*** Block opens ***

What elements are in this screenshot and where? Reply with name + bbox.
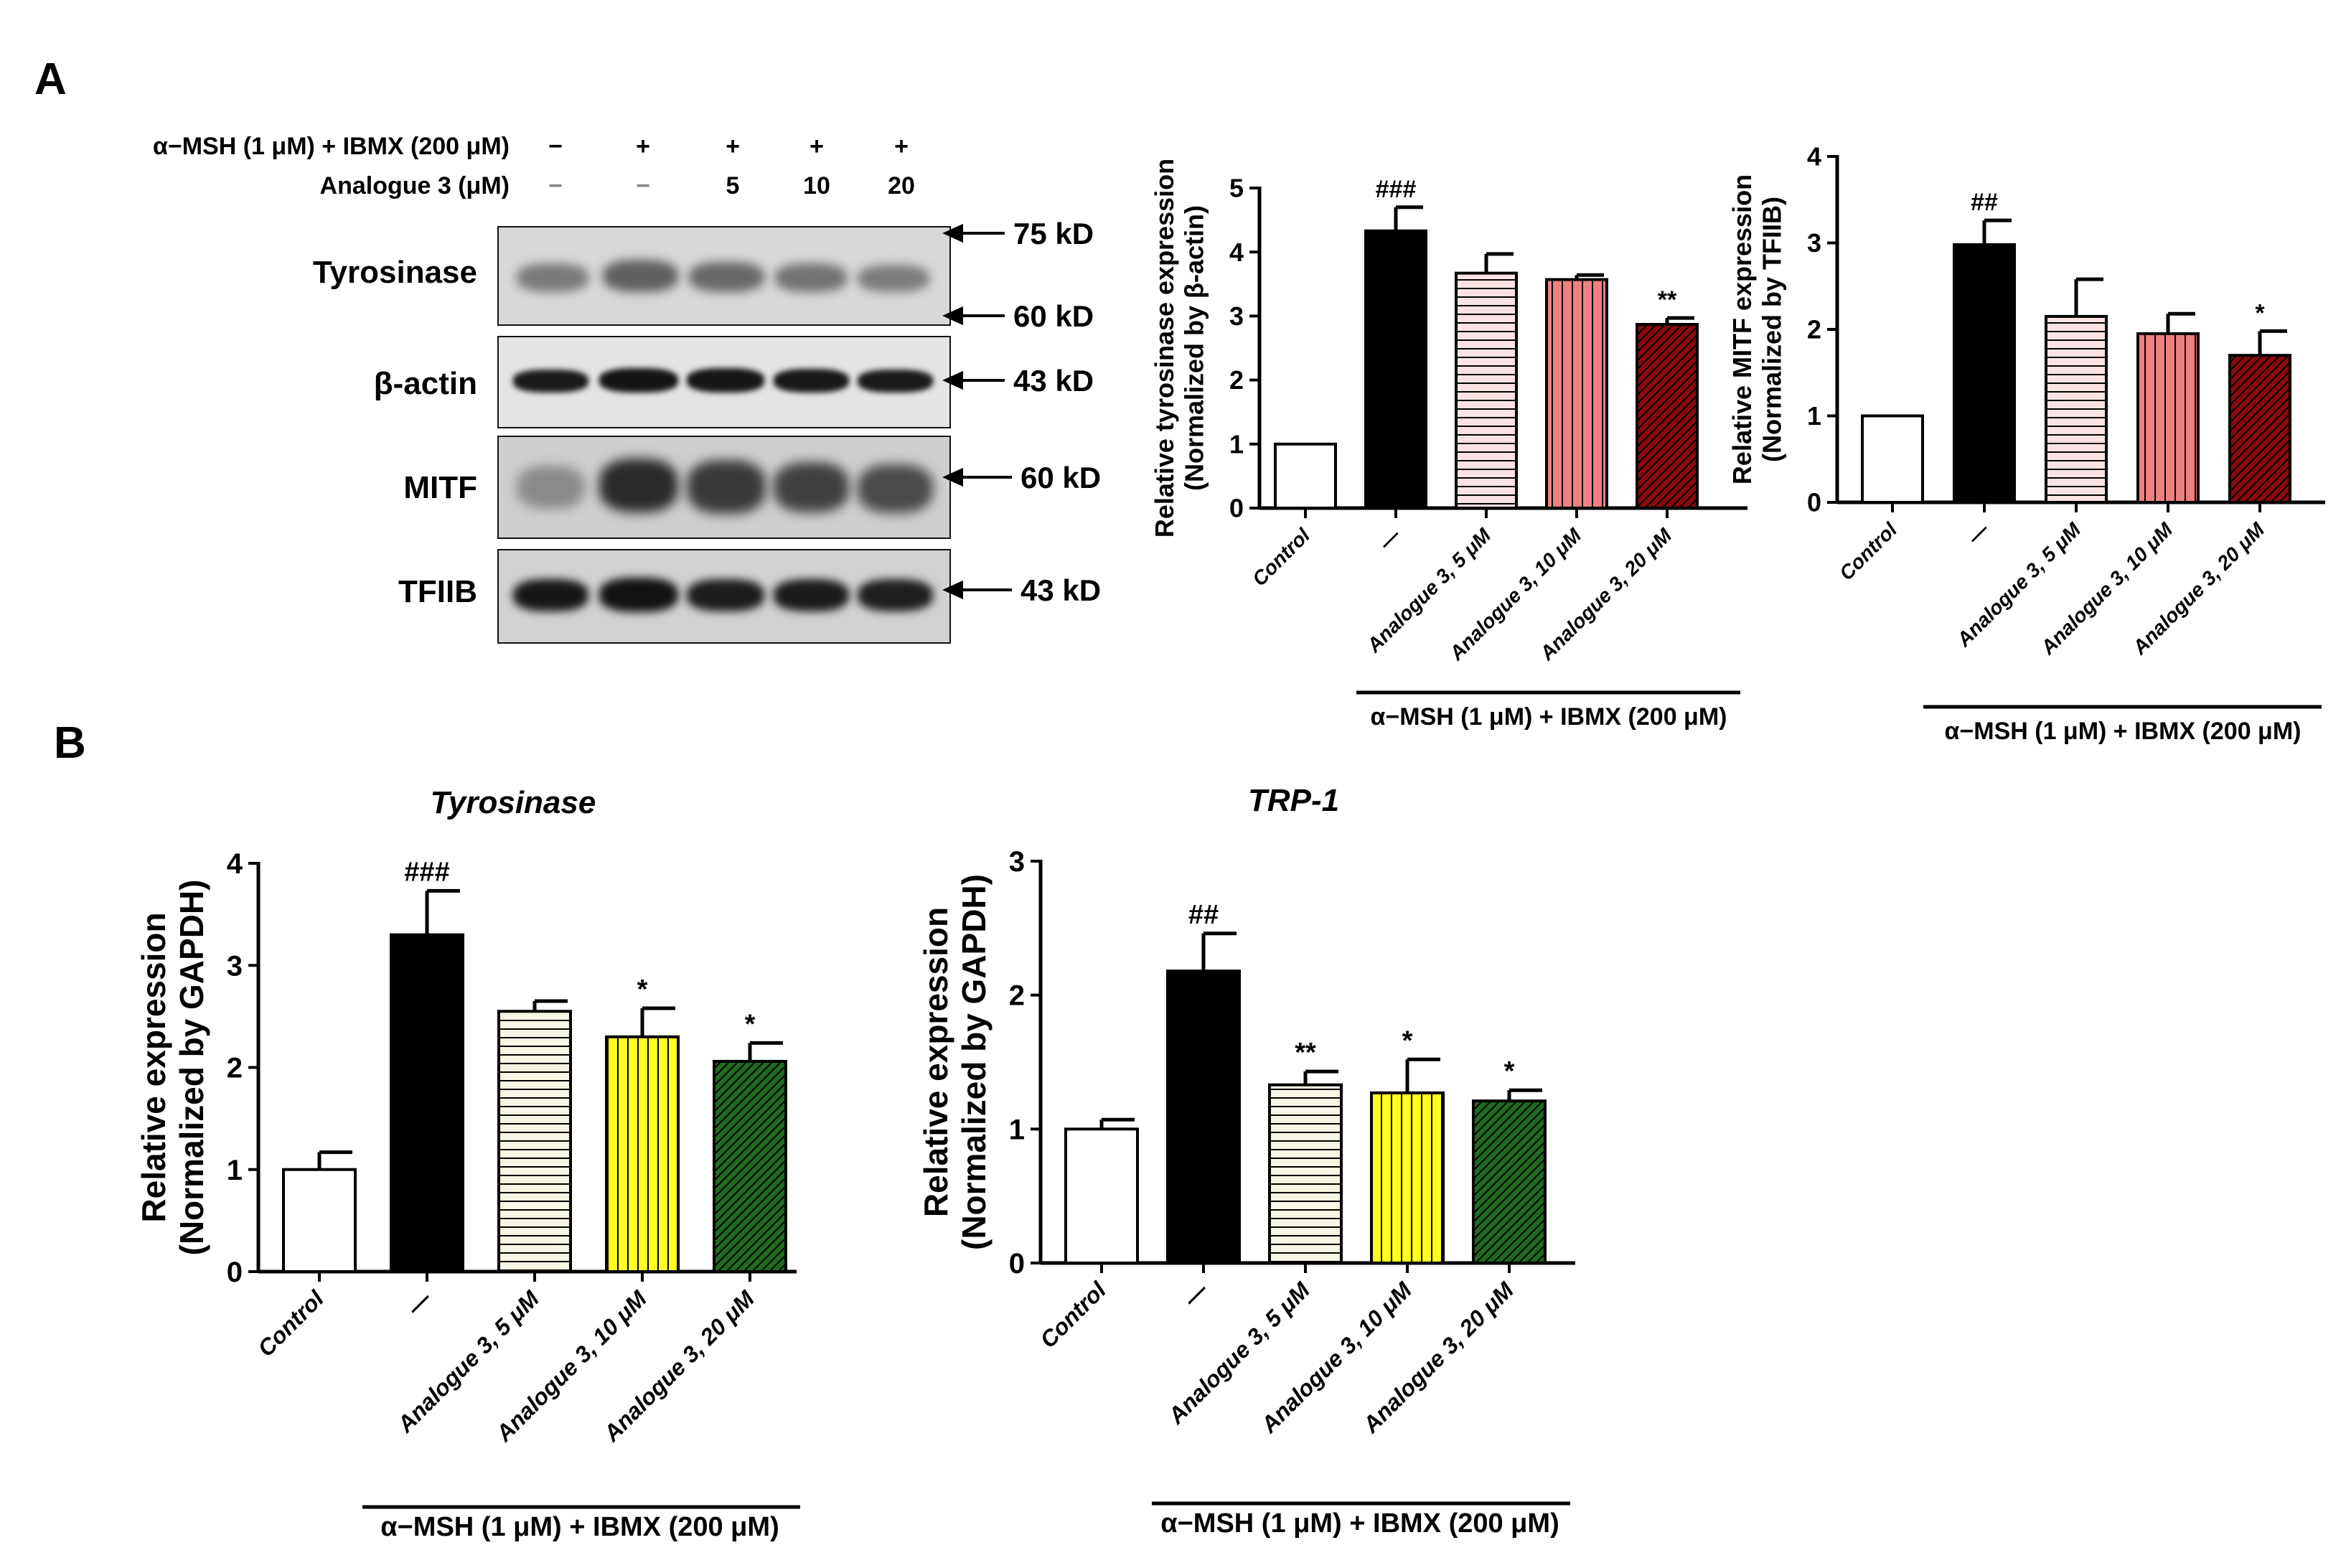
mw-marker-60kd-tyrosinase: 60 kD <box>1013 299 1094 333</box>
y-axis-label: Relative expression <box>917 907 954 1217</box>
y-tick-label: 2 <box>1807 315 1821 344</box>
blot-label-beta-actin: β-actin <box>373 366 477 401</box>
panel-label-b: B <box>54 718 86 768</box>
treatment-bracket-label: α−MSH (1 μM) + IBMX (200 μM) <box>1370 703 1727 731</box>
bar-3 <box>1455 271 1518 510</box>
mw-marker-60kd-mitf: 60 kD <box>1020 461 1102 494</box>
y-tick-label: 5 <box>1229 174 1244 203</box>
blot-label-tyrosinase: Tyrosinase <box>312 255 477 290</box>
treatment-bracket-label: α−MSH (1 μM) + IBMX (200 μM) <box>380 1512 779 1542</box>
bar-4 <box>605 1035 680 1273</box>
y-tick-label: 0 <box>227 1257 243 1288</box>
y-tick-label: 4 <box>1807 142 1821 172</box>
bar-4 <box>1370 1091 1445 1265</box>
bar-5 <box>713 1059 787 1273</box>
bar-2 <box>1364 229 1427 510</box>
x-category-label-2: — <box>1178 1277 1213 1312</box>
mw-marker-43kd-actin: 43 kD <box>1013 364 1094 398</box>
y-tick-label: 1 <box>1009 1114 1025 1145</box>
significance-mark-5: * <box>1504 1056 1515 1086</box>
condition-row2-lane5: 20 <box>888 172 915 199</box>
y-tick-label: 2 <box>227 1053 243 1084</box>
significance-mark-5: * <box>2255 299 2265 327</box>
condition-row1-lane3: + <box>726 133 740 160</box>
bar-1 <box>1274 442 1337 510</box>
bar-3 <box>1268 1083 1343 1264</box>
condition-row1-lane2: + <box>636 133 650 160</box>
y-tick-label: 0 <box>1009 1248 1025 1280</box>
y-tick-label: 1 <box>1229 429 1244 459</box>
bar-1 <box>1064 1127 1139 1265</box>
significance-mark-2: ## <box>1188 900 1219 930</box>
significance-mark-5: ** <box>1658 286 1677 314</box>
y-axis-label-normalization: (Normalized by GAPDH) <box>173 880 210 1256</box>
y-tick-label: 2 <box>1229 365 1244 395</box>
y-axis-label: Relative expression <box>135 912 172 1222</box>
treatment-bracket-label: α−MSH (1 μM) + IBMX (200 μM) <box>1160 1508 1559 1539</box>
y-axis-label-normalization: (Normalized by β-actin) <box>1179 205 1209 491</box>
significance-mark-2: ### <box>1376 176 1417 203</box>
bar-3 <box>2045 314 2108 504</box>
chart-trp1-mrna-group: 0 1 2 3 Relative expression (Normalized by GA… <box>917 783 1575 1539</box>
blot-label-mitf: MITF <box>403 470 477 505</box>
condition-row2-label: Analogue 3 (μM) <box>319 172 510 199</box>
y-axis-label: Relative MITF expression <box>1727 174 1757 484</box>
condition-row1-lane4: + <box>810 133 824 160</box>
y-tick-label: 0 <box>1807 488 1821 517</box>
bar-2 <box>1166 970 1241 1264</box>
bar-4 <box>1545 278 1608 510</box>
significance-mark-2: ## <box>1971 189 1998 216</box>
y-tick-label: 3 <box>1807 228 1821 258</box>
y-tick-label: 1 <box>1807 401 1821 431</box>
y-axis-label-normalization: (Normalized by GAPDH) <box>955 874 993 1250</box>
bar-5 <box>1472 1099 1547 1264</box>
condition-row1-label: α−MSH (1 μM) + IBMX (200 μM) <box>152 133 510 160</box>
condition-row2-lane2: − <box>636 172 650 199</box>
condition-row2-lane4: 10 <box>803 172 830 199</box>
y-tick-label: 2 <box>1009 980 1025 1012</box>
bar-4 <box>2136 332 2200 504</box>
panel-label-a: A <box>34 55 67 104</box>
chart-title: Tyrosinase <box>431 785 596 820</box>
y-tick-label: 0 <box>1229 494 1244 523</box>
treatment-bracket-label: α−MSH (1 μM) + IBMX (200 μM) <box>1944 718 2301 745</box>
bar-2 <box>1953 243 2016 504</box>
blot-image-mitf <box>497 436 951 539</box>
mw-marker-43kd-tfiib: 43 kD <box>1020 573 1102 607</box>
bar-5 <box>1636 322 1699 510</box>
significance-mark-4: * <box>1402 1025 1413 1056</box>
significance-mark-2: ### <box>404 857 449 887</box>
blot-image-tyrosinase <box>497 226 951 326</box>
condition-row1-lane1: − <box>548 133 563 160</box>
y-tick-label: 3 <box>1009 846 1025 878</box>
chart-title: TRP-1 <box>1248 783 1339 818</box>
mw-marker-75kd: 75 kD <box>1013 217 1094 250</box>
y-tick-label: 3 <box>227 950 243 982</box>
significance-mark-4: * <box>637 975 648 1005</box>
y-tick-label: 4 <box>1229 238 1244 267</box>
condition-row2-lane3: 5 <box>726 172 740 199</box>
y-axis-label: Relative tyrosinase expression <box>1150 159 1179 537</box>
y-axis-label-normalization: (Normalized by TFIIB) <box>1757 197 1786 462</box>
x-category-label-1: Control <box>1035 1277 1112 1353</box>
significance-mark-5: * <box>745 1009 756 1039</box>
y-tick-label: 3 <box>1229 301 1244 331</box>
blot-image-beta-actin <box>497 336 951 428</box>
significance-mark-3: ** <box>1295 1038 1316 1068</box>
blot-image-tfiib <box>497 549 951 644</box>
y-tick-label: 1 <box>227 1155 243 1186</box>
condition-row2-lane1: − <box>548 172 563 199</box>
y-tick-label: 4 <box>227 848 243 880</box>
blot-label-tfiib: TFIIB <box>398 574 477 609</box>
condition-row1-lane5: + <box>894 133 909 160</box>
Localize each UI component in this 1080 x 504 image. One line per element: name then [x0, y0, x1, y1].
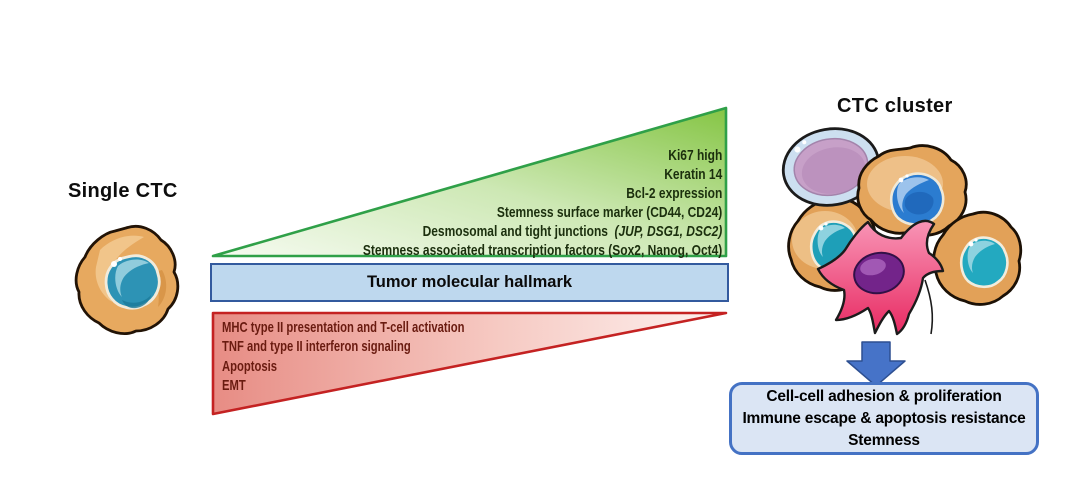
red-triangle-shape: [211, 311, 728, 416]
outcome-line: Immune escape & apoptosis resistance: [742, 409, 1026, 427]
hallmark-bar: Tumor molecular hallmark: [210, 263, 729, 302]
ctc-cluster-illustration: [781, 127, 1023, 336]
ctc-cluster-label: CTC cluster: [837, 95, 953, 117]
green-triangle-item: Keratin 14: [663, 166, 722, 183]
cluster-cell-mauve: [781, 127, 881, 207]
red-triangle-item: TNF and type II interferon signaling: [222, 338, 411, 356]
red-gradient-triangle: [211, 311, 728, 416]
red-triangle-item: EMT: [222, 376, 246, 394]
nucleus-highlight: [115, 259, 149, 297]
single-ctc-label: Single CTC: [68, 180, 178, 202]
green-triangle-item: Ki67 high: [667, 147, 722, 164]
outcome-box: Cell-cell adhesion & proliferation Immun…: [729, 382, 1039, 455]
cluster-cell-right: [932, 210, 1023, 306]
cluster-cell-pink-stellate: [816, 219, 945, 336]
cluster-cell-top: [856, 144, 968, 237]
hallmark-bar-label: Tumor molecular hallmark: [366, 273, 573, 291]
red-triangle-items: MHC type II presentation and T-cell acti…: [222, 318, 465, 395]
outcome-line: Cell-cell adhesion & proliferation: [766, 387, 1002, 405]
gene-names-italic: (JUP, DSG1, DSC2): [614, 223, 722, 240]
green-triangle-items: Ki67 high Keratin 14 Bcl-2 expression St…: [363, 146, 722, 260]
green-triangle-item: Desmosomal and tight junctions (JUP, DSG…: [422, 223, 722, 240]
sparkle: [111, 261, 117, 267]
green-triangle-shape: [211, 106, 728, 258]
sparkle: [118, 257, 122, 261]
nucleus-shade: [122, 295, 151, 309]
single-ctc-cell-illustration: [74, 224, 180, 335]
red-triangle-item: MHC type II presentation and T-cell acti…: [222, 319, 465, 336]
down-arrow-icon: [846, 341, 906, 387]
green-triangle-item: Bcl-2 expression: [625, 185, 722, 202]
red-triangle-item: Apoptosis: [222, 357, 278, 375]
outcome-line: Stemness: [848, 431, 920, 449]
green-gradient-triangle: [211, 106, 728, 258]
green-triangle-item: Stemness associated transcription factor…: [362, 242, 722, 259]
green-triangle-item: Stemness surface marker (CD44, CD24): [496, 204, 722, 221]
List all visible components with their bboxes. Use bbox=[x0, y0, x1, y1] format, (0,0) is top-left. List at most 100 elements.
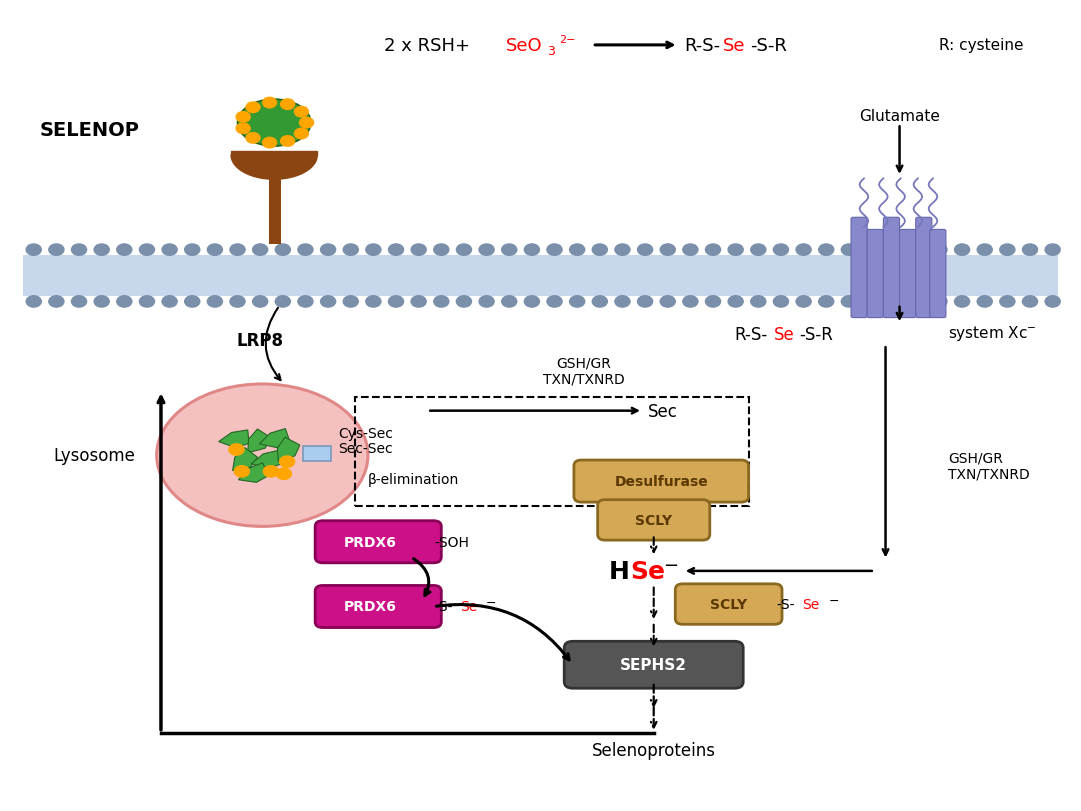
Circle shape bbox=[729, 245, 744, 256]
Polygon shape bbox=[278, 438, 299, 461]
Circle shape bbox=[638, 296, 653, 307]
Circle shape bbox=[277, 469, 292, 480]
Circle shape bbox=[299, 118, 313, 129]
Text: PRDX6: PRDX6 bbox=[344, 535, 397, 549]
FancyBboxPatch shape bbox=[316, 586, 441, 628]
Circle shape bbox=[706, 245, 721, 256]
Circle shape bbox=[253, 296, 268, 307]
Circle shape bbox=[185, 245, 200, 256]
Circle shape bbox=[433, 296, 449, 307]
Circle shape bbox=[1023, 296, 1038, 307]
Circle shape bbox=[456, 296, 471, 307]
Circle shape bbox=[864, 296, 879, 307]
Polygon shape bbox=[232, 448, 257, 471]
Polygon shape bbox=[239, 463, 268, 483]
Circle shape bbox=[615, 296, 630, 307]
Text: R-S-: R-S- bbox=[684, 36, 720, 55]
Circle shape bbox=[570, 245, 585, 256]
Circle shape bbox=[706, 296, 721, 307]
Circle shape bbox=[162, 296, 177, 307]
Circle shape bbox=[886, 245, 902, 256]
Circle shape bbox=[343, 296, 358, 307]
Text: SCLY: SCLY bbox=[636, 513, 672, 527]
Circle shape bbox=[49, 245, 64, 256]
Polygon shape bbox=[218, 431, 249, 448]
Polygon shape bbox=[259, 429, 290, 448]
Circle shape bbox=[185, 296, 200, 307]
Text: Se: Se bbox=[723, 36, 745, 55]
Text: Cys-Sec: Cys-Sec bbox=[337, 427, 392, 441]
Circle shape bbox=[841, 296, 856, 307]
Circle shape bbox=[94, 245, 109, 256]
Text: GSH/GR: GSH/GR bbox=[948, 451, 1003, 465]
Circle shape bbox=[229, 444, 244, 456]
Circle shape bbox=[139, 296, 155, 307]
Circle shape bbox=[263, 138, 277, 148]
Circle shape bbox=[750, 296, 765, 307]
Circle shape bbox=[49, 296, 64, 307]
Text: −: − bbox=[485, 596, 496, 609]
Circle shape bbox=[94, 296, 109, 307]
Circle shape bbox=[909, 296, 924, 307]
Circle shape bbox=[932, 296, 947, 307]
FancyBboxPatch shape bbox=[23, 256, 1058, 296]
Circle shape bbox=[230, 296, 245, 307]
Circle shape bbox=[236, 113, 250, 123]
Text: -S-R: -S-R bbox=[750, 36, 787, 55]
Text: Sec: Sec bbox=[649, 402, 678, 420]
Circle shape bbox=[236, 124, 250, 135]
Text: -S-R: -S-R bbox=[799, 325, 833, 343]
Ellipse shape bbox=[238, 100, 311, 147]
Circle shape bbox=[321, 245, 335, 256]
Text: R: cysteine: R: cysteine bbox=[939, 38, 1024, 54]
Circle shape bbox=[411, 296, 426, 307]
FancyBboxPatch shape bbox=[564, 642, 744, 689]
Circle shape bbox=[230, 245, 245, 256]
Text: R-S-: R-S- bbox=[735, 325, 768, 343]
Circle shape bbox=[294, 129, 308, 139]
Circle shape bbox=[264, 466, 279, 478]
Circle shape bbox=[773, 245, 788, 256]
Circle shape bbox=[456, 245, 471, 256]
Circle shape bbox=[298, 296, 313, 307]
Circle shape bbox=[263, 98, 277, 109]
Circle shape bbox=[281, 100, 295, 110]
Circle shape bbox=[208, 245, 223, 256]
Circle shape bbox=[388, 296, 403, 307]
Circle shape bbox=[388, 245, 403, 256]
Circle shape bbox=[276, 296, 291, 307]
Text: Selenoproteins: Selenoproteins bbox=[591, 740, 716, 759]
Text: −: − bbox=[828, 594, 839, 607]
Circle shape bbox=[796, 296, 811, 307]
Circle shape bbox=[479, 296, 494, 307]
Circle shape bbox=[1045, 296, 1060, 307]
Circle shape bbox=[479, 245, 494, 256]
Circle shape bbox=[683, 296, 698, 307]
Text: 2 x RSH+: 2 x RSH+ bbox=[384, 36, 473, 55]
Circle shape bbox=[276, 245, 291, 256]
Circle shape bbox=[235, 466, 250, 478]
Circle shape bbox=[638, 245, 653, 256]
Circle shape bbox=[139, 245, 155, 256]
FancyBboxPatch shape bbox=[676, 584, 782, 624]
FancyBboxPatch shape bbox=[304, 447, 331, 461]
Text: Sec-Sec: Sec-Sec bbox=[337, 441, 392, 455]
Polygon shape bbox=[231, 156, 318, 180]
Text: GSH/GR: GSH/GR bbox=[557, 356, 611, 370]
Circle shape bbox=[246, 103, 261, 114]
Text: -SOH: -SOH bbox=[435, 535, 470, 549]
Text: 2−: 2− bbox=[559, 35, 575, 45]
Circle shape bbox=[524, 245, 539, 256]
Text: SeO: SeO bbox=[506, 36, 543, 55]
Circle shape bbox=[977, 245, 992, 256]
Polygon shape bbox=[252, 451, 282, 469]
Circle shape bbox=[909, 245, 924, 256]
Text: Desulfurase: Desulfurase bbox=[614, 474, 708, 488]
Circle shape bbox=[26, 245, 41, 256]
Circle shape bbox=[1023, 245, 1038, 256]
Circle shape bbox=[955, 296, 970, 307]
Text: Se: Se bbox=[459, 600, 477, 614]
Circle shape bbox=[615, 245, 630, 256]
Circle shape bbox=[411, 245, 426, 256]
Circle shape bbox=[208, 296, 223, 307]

*** Block closes ***

Look through the entries above and list every line containing "this".

What elements are in this screenshot and where? Reply with name + bbox.
Localize each UI component in this 1080 x 504 image. One line per element: name then [x0, y0, x1, y1].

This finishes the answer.